▶ EXERCISE AIM
Find the word "with" in the listing; pull out each line holding it.

▶ THE RECORDS

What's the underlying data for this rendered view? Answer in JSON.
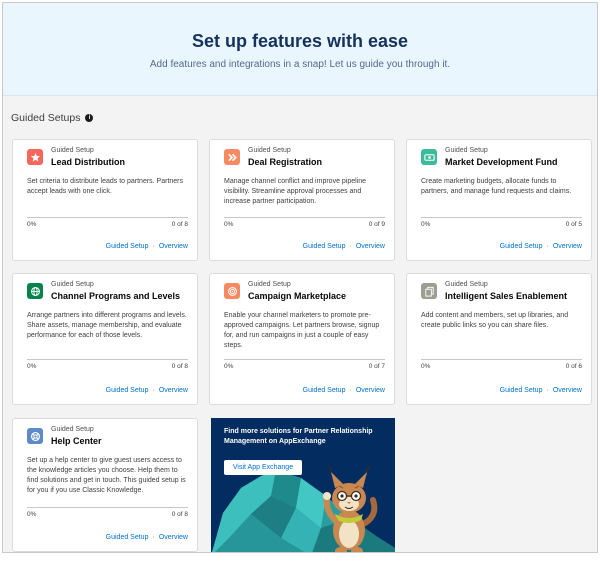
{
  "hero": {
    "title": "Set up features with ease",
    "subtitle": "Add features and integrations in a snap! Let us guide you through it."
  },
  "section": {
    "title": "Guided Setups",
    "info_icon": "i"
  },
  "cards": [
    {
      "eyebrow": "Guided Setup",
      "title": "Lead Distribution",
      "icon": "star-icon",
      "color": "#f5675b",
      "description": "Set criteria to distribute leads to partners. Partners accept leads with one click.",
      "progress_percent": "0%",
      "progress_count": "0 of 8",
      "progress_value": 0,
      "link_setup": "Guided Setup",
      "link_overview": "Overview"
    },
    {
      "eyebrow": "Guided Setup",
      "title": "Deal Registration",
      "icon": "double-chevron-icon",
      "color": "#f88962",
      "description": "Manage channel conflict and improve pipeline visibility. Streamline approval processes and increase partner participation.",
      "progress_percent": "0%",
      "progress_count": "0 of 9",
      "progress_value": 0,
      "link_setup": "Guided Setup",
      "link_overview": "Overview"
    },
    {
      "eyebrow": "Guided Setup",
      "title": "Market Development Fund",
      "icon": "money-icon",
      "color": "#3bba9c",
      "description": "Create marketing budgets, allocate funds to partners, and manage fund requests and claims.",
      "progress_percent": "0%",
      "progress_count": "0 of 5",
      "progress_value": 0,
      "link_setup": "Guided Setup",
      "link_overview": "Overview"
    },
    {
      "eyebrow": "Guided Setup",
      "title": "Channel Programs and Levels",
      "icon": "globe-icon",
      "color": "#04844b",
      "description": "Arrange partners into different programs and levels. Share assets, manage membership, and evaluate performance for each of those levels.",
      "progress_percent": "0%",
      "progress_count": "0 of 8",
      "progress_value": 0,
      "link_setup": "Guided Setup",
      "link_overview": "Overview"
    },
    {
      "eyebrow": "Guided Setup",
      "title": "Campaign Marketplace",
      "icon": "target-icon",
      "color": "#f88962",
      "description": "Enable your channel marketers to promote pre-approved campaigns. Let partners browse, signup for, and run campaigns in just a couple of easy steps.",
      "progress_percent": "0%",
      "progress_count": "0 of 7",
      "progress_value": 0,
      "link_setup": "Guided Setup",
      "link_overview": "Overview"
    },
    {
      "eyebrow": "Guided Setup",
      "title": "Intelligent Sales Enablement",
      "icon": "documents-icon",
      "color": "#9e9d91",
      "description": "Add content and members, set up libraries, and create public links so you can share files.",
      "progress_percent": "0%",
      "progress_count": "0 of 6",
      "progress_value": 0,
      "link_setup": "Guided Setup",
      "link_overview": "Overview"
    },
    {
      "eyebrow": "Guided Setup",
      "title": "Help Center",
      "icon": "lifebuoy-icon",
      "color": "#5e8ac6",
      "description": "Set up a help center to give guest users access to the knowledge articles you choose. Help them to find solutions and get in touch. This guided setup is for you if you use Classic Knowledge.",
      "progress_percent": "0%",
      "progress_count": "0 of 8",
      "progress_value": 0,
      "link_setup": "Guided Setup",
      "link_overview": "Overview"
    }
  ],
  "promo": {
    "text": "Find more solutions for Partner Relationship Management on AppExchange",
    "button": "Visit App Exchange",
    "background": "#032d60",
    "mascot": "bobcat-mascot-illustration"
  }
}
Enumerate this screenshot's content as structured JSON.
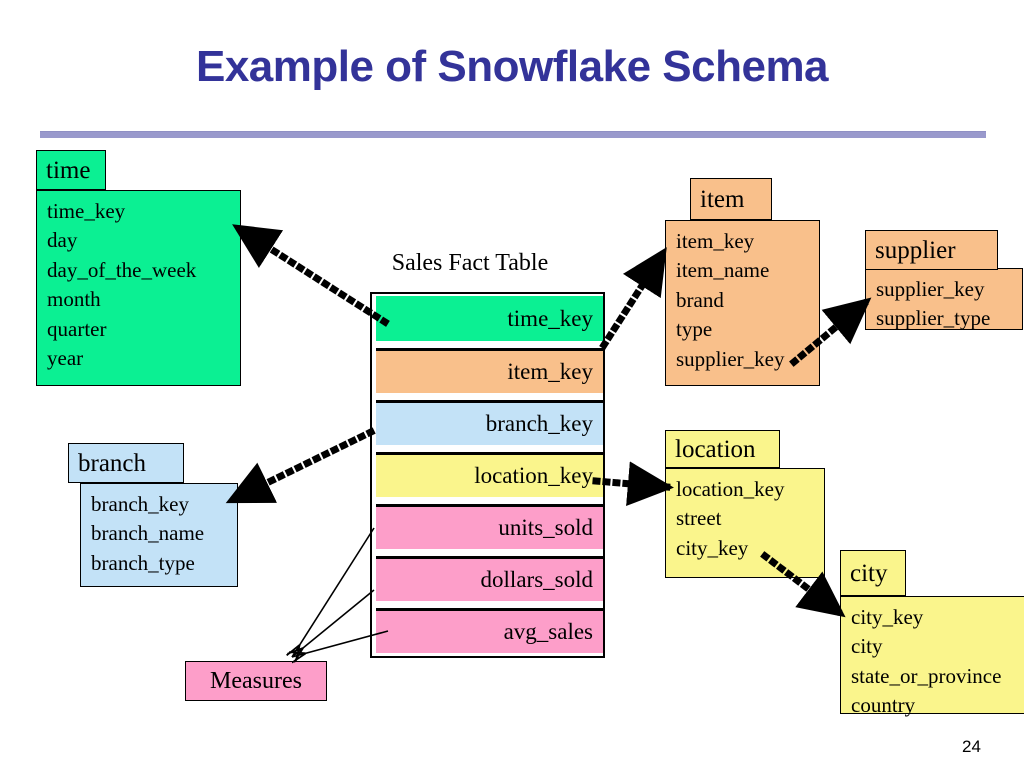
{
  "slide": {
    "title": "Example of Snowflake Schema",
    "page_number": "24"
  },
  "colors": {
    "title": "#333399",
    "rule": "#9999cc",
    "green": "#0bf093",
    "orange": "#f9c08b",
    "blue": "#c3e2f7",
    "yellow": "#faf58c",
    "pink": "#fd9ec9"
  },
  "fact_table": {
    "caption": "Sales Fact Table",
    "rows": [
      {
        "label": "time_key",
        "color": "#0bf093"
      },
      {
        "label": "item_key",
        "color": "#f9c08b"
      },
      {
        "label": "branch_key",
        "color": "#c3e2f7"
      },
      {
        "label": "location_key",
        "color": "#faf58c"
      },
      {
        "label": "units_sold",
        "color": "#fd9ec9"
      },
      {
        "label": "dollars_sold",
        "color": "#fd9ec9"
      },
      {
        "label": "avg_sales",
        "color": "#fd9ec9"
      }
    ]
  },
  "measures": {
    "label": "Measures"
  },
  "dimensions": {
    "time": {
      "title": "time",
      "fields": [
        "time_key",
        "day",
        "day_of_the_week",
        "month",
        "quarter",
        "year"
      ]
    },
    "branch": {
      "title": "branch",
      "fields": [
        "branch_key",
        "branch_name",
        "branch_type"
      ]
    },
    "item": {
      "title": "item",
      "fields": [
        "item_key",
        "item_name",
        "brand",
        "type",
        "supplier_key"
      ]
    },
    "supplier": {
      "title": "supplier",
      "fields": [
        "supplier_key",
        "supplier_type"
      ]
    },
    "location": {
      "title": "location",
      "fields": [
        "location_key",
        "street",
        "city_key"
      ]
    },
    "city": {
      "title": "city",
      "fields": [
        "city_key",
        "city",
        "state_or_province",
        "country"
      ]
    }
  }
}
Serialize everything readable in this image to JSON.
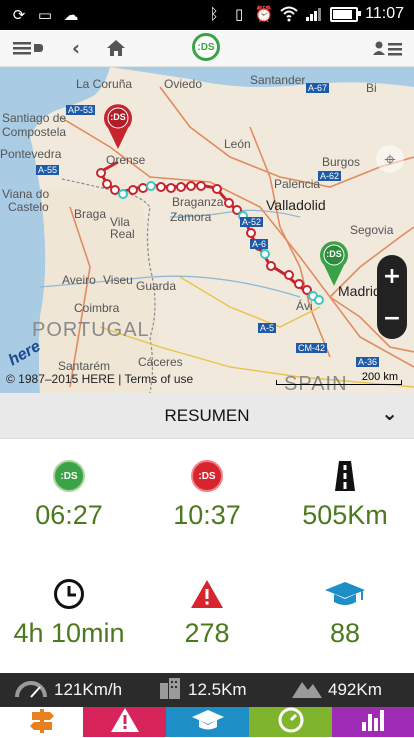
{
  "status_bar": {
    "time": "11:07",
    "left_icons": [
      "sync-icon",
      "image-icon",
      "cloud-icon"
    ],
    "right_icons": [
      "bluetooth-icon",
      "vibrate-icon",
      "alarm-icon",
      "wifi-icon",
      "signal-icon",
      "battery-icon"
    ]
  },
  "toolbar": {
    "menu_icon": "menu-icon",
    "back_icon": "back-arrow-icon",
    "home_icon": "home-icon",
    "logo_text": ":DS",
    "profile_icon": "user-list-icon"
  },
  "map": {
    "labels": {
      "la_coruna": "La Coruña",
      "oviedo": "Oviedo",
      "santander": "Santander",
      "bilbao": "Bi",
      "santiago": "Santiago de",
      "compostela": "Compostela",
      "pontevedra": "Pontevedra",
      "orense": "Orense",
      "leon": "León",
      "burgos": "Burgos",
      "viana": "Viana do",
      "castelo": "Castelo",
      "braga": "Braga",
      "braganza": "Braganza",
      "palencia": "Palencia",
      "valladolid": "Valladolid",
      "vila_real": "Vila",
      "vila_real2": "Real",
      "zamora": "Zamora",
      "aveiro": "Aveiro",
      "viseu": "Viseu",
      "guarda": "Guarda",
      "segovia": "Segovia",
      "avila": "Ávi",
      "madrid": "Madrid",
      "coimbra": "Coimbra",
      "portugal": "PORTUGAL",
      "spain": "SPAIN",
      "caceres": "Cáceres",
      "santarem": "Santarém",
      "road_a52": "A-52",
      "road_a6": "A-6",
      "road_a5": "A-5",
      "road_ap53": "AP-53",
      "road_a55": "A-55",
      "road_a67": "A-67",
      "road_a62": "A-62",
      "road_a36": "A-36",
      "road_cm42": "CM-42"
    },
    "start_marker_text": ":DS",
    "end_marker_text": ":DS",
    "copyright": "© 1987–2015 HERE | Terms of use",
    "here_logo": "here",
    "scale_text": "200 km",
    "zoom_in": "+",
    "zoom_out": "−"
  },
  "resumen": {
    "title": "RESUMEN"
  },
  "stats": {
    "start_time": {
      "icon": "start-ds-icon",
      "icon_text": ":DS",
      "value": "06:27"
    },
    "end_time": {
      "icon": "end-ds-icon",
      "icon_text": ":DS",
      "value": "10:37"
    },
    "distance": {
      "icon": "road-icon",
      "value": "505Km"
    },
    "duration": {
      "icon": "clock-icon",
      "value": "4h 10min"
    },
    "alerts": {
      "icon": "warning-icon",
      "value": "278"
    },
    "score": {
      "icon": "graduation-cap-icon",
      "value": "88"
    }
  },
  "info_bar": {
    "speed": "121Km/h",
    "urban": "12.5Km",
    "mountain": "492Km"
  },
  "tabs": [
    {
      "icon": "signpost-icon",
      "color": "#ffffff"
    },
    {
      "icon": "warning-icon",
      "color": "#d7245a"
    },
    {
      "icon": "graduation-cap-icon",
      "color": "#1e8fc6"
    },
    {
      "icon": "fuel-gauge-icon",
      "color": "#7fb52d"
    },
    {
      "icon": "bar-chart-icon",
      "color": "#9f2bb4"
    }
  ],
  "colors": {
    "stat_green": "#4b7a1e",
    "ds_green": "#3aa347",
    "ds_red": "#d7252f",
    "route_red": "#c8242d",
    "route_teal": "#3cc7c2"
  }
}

▶ WRITTEN RESPONSE
    "title": "Set up features with ease",
      "description": "Set criteria to distribute leads to partners. Partners accept leads with one click.",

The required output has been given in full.